WHAT YOU WILL DO: Give back the entire listing verbatim.

Stored records:
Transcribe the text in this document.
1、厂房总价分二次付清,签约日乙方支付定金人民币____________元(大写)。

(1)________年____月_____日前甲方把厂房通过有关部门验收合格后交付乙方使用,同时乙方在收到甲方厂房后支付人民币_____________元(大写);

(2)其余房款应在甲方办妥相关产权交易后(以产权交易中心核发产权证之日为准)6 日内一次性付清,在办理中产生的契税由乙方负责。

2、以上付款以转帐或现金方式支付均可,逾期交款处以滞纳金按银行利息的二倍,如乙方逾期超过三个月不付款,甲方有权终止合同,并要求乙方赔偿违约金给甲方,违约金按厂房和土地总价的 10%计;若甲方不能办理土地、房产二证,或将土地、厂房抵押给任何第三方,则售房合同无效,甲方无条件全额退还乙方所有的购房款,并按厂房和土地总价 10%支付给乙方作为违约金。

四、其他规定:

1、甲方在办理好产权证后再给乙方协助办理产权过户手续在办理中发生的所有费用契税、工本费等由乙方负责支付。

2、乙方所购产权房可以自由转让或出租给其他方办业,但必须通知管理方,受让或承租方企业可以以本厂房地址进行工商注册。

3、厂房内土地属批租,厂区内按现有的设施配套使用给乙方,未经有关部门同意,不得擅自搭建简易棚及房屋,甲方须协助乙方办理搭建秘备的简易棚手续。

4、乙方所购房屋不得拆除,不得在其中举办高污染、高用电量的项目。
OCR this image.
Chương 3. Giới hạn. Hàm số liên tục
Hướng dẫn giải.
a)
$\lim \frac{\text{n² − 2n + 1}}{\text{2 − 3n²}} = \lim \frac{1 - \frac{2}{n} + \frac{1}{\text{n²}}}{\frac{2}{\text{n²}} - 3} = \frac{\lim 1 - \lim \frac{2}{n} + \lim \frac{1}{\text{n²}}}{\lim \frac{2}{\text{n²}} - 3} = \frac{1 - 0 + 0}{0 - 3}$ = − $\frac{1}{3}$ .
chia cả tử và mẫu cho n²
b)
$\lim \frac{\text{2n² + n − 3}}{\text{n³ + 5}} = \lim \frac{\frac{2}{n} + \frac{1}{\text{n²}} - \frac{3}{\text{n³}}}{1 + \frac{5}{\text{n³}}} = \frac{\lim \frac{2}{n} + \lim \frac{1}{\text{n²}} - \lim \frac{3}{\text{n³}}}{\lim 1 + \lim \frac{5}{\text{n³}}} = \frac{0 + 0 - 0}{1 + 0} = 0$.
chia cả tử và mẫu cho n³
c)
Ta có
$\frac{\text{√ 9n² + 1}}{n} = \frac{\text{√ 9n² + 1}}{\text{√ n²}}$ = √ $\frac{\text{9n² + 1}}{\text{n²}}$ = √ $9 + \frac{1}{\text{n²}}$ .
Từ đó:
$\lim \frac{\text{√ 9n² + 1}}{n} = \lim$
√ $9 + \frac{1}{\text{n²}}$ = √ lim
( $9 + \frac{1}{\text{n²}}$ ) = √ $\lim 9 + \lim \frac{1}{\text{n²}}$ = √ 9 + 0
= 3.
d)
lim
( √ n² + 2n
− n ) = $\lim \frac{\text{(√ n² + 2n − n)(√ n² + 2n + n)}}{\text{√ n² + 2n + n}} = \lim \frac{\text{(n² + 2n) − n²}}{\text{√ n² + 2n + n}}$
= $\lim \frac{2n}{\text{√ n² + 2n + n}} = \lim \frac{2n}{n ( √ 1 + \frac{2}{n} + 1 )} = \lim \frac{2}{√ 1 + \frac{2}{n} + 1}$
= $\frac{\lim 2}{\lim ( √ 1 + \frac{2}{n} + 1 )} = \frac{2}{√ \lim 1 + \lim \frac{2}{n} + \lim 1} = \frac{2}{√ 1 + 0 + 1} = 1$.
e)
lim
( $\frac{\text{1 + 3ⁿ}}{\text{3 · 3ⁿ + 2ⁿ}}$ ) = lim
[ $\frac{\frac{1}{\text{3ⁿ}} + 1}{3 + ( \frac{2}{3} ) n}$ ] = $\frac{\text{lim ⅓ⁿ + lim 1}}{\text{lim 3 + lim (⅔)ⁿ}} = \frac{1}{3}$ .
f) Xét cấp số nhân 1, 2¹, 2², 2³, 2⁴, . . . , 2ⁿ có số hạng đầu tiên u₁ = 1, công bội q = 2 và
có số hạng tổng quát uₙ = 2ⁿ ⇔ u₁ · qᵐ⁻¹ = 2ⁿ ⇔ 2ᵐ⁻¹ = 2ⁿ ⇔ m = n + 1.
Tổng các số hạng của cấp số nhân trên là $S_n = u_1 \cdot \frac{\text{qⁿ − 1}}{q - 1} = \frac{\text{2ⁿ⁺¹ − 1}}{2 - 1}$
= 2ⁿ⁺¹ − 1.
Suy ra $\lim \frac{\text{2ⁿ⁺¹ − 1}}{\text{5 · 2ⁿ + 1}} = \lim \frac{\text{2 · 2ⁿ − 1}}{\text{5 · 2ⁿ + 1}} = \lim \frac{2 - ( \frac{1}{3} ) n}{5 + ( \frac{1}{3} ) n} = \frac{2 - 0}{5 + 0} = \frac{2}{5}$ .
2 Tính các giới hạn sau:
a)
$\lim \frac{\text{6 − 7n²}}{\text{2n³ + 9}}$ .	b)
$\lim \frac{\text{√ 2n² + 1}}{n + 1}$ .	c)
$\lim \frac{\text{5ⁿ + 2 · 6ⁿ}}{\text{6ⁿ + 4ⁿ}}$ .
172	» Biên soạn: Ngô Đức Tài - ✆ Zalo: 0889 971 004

OUTPUT:
Transcribe the text in this document.
1、厂房总价分二次付清,签约日乙方支付定金人民币____________元(大写)。

(1)________年____月_____日前甲方把厂房通过有关部门验收合格后交付乙方使用,同时乙方在收到甲方厂房后支付人民币_____________元(大写);

(2)其余房款应在甲方办妥相关产权交易后(以产权交易中心核发产权证之日为准)6 日内一次性付清,在办理中产生的契税由乙方负责。

2、以上付款以转帐或现金方式支付均可,逾期交款处以滞纳金按银行利息的二倍,如乙方逾期超过三个月不付款,甲方有权终止合同,并要求乙方赔偿违约金给甲方,违约金按厂房和土地总价的 10%计;若甲方不能办理土地、房产二证,或将土地、厂房抵押给任何第三方,则售房合同无效,甲方无条件全额退还乙方所有的购房款,并按厂房和土地总价 10%支付给乙方作为违约金。

四、其他规定:

1、甲方在办理好产权证后再给乙方协助办理产权过户手续在办理中发生的所有费用契税、工本费等由乙方负责支付。

2、乙方所购产权房可以自由转让或出租给其他方办业,但必须通知管理方,受让或承租方企业可以以本厂房地址进行工商注册。

3、厂房内土地属批租,厂区内按现有的设施配套使用给乙方,未经有关部门同意,不得擅自搭建简易棚及房屋,甲方须协助乙方办理搭建秘备的简易棚手续。

4、乙方所购房屋不得拆除,不得在其中举办高污染、高用电量的项目。
OCR this image.
Chương 3. Giới hạn. Hàm số liên tục
Hướng dẫn giải.
a)
$\lim \frac{\text{n² − 2n + 1}}{\text{2 − 3n²}} = \lim \frac{1 - \frac{2}{n} + \frac{1}{\text{n²}}}{\frac{2}{\text{n²}} - 3} = \frac{\lim 1 - \lim \frac{2}{n} + \lim \frac{1}{\text{n²}}}{\lim \frac{2}{\text{n²}} - 3} = \frac{1 - 0 + 0}{0 - 3}$ = − $\frac{1}{3}$ .
chia cả tử và mẫu cho n²
b)
$\lim \frac{\text{2n² + n − 3}}{\text{n³ + 5}} = \lim \frac{\frac{2}{n} + \frac{1}{\text{n²}} - \frac{3}{\text{n³}}}{1 + \frac{5}{\text{n³}}} = \frac{\lim \frac{2}{n} + \lim \frac{1}{\text{n²}} - \lim \frac{3}{\text{n³}}}{\lim 1 + \lim \frac{5}{\text{n³}}} = \frac{0 + 0 - 0}{1 + 0} = 0$.
chia cả tử và mẫu cho n³
c)
Ta có
$\frac{\text{√ 9n² + 1}}{n} = \frac{\text{√ 9n² + 1}}{\text{√ n²}}$ = √ $\frac{\text{9n² + 1}}{\text{n²}}$ = √ $9 + \frac{1}{\text{n²}}$ .
Từ đó:
$\lim \frac{\text{√ 9n² + 1}}{n} = \lim$
√ $9 + \frac{1}{\text{n²}}$ = √ lim
( $9 + \frac{1}{\text{n²}}$ ) = √ $\lim 9 + \lim \frac{1}{\text{n²}}$ = √ 9 + 0
= 3.
d)
lim
( √ n² + 2n
− n ) = $\lim \frac{\text{(√ n² + 2n − n)(√ n² + 2n + n)}}{\text{√ n² + 2n + n}} = \lim \frac{\text{(n² + 2n) − n²}}{\text{√ n² + 2n + n}}$
= $\lim \frac{2n}{\text{√ n² + 2n + n}} = \lim \frac{2n}{n ( √ 1 + \frac{2}{n} + 1 )} = \lim \frac{2}{√ 1 + \frac{2}{n} + 1}$
= $\frac{\lim 2}{\lim ( √ 1 + \frac{2}{n} + 1 )} = \frac{2}{√ \lim 1 + \lim \frac{2}{n} + \lim 1} = \frac{2}{√ 1 + 0 + 1} = 1$.
e)
lim
( $\frac{\text{1 + 3ⁿ}}{\text{3 · 3ⁿ + 2ⁿ}}$ ) = lim
[ $\frac{\frac{1}{\text{3ⁿ}} + 1}{3 + ( \frac{2}{3} ) n}$ ] = $\frac{\text{lim ⅓ⁿ + lim 1}}{\text{lim 3 + lim (⅔)ⁿ}} = \frac{1}{3}$ .
f) Xét cấp số nhân 1, 2¹, 2², 2³, 2⁴, . . . , 2ⁿ có số hạng đầu tiên u₁ = 1, công bội q = 2 và
có số hạng tổng quát uₙ = 2ⁿ ⇔ u₁ · qᵐ⁻¹ = 2ⁿ ⇔ 2ᵐ⁻¹ = 2ⁿ ⇔ m = n + 1.
Tổng các số hạng của cấp số nhân trên là $S_n = u_1 \cdot \frac{\text{qⁿ − 1}}{q - 1} = \frac{\text{2ⁿ⁺¹ − 1}}{2 - 1}$
= 2ⁿ⁺¹ − 1.
Suy ra $\lim \frac{\text{2ⁿ⁺¹ − 1}}{\text{5 · 2ⁿ + 1}} = \lim \frac{\text{2 · 2ⁿ − 1}}{\text{5 · 2ⁿ + 1}} = \lim \frac{2 - ( \frac{1}{3} ) n}{5 + ( \frac{1}{3} ) n} = \frac{2 - 0}{5 + 0} = \frac{2}{5}$ .
2 Tính các giới hạn sau:
a)
$\lim \frac{\text{6 − 7n²}}{\text{2n³ + 9}}$ .	b)
$\lim \frac{\text{√ 2n² + 1}}{n + 1}$ .	c)
$\lim \frac{\text{5ⁿ + 2 · 6ⁿ}}{\text{6ⁿ + 4ⁿ}}$ .
172	» Biên soạn: Ngô Đức Tài - ✆ Zalo: 0889 971 004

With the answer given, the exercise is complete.